REQUIRED TASKS →
[A] In the patch notice, which subdirectory holds the patch?
[B] Write out, word for word, the data entries from the first row through the row containing "424, 706, 438]", including both.

DOCUMENT SECTION →

########################################

Patch "iomap: fix zero padding data issue in concurrent append writes" has been added to the 6.12-stable tree

[Date Prev][Date Next][Thread Prev][Thread Next][Date Index][Thread Index]

 



This is a note to let you know that I've just added the patch titled

    iomap: fix zero padding data issue in concurrent append writes

to the 6.12-stable tree which can be found at:
    http://www.kernel.org/git/?p=linux/kernel/git/stable/stable-queue.git;a=summary

The filename of the patch is:
     iomap-fix-zero-padding-data-issue-in-concurrent-appe.patch
and it can be found in the queue-6.12 subdirectory.

If you, or anyone else, feels it should not be added to the stable tree,
please let <stable@xxxxxxxxxxxxxxx> know about it.

########################################

Data entries
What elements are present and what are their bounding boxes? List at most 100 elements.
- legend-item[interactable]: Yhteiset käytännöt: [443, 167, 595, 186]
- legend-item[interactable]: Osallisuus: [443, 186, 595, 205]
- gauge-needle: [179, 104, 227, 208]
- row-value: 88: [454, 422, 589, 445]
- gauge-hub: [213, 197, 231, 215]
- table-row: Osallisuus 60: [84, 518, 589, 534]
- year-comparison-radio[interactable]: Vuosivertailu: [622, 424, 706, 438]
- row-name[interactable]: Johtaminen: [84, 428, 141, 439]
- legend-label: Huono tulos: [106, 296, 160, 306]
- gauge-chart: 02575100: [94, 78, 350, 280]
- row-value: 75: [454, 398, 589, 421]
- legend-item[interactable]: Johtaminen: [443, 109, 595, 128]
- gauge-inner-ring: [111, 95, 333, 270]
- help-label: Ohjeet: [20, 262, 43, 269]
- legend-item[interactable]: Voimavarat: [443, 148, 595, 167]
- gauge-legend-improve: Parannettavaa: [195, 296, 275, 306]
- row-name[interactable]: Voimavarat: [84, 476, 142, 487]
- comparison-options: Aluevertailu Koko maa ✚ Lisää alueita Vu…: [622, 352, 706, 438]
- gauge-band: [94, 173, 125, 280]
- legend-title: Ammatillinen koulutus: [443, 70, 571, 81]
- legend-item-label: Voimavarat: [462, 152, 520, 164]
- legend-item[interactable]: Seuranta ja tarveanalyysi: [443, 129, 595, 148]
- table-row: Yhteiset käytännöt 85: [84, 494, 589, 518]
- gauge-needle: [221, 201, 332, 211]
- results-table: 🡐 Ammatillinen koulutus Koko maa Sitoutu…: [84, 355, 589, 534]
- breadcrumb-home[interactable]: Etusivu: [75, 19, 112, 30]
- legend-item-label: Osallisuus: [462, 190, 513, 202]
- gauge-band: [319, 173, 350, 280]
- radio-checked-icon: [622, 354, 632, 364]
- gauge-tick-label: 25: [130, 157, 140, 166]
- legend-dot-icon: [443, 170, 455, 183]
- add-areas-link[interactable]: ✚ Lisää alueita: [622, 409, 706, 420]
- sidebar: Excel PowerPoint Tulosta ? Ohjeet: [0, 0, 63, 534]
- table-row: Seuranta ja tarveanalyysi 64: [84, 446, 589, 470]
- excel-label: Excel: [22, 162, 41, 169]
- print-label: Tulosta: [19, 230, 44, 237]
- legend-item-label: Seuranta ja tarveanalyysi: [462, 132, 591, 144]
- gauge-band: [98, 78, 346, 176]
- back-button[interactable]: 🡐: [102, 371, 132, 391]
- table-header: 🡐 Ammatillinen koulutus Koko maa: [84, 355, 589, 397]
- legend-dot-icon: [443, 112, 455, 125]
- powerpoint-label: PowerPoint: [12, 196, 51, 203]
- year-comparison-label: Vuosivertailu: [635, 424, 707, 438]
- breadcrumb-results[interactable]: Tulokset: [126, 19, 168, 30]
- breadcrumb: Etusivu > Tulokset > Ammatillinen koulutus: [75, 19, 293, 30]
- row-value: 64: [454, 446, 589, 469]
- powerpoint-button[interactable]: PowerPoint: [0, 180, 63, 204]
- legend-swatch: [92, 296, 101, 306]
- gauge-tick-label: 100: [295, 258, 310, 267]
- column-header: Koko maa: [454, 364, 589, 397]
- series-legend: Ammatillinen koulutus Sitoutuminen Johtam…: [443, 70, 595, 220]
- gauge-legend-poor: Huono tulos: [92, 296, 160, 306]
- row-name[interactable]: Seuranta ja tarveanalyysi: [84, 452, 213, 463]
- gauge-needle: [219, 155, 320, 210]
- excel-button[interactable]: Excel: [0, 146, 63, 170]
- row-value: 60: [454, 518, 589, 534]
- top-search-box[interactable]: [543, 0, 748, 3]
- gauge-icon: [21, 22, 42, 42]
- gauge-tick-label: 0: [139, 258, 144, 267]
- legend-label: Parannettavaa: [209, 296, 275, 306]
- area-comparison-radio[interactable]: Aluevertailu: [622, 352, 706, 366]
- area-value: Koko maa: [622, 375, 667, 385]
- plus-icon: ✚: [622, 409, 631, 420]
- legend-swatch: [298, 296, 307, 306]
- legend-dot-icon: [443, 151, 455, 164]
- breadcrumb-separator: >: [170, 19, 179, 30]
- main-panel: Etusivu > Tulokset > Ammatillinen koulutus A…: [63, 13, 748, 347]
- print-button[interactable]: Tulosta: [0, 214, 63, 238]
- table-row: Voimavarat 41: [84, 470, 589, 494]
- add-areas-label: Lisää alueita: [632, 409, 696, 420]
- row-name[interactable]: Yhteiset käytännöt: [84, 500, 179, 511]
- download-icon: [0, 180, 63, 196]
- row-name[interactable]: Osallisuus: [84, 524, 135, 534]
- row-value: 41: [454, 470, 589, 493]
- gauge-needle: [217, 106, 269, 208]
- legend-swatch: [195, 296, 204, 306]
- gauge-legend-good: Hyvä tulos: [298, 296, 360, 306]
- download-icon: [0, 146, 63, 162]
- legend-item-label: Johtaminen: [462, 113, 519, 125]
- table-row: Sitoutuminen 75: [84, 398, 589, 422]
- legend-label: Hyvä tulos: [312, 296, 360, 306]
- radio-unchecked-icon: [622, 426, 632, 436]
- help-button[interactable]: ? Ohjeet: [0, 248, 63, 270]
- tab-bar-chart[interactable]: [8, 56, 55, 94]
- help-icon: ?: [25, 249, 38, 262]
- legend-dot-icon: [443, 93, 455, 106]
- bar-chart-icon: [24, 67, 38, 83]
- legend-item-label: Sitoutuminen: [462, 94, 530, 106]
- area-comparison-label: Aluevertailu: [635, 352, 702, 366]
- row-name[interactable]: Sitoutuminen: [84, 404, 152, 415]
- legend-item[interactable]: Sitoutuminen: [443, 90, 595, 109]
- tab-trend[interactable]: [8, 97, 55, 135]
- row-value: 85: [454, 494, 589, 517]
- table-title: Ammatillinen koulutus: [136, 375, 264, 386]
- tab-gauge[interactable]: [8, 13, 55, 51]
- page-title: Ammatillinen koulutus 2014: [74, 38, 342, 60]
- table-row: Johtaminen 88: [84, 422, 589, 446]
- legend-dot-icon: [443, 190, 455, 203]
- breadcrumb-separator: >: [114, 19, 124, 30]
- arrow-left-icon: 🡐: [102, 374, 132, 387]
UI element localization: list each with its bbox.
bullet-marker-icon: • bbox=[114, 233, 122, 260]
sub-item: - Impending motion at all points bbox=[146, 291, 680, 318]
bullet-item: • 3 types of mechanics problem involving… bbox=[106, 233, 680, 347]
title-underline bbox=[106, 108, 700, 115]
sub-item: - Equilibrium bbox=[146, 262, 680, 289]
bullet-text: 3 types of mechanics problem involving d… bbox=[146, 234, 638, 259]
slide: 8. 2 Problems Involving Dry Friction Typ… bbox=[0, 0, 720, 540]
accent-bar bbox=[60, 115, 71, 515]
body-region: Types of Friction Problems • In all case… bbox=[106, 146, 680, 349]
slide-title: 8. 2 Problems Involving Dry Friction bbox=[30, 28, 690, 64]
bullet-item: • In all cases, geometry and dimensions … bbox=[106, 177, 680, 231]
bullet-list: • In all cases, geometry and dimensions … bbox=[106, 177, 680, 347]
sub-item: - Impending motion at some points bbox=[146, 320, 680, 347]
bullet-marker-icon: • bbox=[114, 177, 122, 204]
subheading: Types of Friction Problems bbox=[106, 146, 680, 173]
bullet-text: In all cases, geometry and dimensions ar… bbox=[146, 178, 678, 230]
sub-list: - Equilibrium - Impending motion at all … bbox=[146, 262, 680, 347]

########################################

SOLUTIONS TO THE TASKS →
[A] The queue-6.12 subdirectory.

[B]
What elements are present and what are their bounding boxes? List at most 100 elements.
- legend-item[interactable]: Yhteiset käytännöt: [443, 167, 595, 186]
- legend-item[interactable]: Osallisuus: [443, 186, 595, 205]
- gauge-needle: [179, 104, 227, 208]
- row-value: 88: [454, 422, 589, 445]
- gauge-hub: [213, 197, 231, 215]
- table-row: Osallisuus 60: [84, 518, 589, 534]
- year-comparison-radio[interactable]: Vuosivertailu: [622, 424, 706, 438]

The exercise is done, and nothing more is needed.